> [SOURCE TEXT]
▼
Growing numbers are paying up to £8,000 for maternity services, adding to a surge in people going private as the NHS struggles to provide swift and safe care.

Last month MPs found that women in labour had been mocked, ignored and left with permanent damage by NHS midwives and doctors. The UK’s first inquiry into birth trauma found poor childbirth care was so common, and its consequences so damaging, that ministers and NHS bosses needed to push through significant changes.

The Portland hospital in London is the only privately owned maternity hospital in the UK, and giving birth there starts at £7,495 for a consultant-led vaginal delivery. The hospital said it had seen an “increase in expectant mothers choosing” it. A spokesperson added: “We’re finding more women also want the guarantee of continuity of care, which we provide.”

Midwives who work outside the NHS in a self-employed capacity also report a surge in business.

Jacqui Tomkins, who has been an independent midwife for more than 20 years, said inquiries doubled from two to five a week after the pandemic and had stayed high. She said a lot of women were looking for extra support because of “trauma from their birth experience”. They were also looking for continuity of carer and “a midwife they know and trust”.
▲
> [DATA RECORDS]
▼
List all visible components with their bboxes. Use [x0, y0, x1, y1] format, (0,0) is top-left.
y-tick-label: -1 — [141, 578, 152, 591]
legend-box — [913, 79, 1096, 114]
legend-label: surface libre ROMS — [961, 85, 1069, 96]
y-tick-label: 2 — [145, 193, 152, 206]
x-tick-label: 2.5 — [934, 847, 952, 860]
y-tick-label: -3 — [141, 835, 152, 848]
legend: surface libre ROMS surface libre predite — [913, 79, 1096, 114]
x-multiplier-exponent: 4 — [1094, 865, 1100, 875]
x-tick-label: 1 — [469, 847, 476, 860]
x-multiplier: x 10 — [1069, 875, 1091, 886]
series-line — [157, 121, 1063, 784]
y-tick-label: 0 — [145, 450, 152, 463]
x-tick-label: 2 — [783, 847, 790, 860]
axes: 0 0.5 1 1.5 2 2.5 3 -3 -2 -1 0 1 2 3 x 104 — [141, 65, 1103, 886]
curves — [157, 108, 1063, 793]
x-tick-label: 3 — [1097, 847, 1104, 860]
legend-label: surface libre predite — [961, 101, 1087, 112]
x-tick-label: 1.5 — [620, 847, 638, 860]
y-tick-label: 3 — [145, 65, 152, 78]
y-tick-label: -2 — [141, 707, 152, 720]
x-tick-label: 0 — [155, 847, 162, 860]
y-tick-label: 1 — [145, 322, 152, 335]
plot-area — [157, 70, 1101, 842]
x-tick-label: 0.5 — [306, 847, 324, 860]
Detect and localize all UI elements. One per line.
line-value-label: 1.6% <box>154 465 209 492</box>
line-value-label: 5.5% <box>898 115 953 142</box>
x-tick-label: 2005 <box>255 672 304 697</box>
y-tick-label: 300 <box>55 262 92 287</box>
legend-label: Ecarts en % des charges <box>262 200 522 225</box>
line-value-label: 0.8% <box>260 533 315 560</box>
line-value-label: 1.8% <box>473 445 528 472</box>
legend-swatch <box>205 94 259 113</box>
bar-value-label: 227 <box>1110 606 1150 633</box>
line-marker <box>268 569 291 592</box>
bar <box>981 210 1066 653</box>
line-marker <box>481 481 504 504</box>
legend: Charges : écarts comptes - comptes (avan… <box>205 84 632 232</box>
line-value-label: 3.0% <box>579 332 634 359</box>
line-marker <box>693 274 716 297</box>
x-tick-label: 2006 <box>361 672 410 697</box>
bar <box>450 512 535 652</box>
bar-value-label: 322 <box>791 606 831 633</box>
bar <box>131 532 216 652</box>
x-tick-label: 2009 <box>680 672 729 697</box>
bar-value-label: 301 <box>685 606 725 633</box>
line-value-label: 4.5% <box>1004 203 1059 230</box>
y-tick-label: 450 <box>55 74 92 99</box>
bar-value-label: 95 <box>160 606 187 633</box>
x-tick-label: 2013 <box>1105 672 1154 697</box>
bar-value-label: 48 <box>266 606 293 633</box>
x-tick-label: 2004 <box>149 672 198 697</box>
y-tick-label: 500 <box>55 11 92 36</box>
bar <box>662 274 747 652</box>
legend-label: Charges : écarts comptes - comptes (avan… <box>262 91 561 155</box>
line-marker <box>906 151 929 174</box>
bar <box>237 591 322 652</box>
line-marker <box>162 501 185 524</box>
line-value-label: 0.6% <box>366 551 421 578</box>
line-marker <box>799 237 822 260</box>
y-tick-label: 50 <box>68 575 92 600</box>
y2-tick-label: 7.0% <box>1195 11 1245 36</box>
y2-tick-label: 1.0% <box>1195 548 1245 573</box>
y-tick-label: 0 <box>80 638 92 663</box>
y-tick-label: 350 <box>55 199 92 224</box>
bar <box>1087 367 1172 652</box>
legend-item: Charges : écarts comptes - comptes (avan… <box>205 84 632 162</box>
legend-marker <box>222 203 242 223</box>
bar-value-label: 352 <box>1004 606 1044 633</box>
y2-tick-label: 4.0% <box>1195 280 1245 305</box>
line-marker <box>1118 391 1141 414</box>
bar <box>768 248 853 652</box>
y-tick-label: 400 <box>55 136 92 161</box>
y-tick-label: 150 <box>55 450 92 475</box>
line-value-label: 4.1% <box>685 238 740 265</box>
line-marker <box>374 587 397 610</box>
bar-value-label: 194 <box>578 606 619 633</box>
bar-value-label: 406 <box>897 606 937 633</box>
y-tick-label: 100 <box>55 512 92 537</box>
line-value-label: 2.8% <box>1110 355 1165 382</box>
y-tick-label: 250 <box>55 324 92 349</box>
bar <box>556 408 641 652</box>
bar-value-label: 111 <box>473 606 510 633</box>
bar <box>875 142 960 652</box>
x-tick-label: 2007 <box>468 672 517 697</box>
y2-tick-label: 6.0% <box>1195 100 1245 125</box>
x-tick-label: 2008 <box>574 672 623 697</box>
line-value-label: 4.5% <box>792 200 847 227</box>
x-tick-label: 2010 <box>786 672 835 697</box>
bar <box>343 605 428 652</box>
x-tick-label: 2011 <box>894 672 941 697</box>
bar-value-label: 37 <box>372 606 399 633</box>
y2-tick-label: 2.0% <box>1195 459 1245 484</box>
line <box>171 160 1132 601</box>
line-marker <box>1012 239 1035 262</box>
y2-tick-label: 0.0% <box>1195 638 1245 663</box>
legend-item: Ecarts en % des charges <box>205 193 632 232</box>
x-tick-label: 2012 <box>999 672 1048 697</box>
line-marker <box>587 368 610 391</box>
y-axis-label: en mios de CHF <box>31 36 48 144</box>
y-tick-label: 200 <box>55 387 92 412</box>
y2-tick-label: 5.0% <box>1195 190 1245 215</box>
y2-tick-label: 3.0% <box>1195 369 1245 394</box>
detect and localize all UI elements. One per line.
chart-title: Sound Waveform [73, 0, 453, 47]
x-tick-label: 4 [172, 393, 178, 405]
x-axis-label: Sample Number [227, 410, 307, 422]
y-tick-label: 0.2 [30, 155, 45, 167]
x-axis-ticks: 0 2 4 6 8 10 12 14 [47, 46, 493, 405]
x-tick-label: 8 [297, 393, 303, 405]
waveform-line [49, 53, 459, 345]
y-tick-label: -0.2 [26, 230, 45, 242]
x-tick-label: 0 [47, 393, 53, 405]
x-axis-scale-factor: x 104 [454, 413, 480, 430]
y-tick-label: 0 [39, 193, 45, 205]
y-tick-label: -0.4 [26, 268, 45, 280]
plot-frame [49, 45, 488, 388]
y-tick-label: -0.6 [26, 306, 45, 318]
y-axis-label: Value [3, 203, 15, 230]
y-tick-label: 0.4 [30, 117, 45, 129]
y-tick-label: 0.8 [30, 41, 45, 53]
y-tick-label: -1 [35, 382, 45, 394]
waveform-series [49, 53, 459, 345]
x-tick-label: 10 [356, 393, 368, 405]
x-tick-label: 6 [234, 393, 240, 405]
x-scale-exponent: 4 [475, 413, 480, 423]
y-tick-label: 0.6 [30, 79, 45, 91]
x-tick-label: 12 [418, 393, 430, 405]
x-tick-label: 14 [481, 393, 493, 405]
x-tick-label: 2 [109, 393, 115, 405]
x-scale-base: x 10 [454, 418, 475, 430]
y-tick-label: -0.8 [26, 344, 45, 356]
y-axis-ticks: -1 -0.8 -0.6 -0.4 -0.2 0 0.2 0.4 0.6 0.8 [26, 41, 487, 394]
▲
> [TO DO]
1. Answer these from the article on private maternity care:
(a) What is the starting price for a consultant-led vaginal delivery at the Portland hospital?
(b) For how long has Jacqui Tomkins been an independent midwife?
(c) What was the subject of the UK's first inquiry mentioned in the article?
2. According to the MPs' findings in the article on private maternity care, how were women in labour treated by NHS midwives and doctors? List every way given.
3. Write the next few paragraphs of the article on private maternity care, picking up after its final sentence.

> [ANSWERS TO EACH TASK]
1.
(a) £7,495
(b) More than 20 years
(c) Birth trauma

2.
- Mocked
- Ignored
- Left with permanent damage

3.
She said: “Women who book with me and my practice can have a home birth or a birth centre one at the Chelsea and Westminster hospital [in London]. I have a contract with that trust that allows me to work in this way. It’s pretty fantastic and allows women to have full control of the decision-making process for the place of birth.

“If a woman is birthing at home and things look like they need a more medical approach then we transfer into the hospital.”

Self-employed midwives need professional indemnity insurance to practise. “There is some limited provision in the commercial markets but it is expensive and fairly limiting on how you can practice,” Tomkins said.

On average, private midwifery services cost between £4,000 and £8,000. That typically covers prenatal care, attendance at the birth and postnatal support. For just antenatal support the costs are about £2,500.

Kat Munday, an independent midwife, said her fellow self-employed colleagues had noted that more women were seeking “a private midwife”. Munday said the reasons for the surge in demand included continuity of carer, an increase in women choosing to freebirth, the cancellation of home birth services by some NHS trusts and negative reporting of NHS maternity services.

“People choose the service of a private midwife either as an alternative to accessing NHS care or to supplement [it],” she said.

Mid Cheshire hospitals trust does not have private maternity services but offers private rooms for postnatal stays. The number paying for these rooms rose from 1,470 in 2016 to 6,100 last year. Great Western hospitals trust said income from private rooms increased from £142,606 in 2018-19 to £164,854 in 2023-24.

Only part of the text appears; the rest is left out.